__ENTRIES SHOWN__.
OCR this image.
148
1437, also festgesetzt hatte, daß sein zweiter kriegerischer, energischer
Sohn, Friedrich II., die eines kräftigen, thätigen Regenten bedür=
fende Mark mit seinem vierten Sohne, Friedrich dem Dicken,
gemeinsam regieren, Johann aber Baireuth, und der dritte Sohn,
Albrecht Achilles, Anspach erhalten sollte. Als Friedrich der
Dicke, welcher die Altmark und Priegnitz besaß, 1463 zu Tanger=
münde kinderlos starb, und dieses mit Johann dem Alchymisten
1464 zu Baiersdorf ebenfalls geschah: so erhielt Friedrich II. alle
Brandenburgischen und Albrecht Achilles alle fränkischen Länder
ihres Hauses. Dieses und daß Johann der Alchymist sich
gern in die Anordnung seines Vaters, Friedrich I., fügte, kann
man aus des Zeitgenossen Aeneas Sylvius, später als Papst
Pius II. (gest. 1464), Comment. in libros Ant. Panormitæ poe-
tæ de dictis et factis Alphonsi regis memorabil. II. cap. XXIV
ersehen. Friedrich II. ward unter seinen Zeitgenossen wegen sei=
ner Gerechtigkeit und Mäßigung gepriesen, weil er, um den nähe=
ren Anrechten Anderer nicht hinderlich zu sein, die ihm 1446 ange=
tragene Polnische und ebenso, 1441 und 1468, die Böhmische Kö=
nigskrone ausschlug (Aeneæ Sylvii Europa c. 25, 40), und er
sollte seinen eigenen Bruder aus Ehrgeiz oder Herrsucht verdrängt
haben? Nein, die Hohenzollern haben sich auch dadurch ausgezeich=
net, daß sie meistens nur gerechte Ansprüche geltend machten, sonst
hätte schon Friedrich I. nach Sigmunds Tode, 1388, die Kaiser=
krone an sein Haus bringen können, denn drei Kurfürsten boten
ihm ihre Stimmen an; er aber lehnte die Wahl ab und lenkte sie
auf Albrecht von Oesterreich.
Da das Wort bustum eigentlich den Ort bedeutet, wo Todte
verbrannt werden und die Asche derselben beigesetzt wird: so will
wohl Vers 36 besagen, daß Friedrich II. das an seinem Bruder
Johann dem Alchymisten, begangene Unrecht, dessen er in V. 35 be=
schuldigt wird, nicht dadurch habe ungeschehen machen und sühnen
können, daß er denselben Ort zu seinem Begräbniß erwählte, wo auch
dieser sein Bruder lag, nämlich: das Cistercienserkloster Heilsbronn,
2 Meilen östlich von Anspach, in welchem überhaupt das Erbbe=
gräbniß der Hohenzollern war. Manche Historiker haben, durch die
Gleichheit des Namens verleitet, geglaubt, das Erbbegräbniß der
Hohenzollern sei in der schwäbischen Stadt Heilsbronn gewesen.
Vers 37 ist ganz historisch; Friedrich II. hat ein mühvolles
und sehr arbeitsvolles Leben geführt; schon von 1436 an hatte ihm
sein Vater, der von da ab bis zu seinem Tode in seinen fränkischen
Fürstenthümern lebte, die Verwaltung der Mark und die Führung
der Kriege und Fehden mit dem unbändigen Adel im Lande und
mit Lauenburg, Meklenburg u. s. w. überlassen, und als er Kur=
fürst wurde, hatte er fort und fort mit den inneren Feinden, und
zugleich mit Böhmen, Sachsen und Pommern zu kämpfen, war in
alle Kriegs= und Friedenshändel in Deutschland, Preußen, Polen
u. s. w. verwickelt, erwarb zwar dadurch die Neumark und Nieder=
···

__WRITTEN TASK__.
What is the number of lines in the records that contain "Albrecht"? Give that number only.

__OUTPUT OF THE EXERCISE__.
3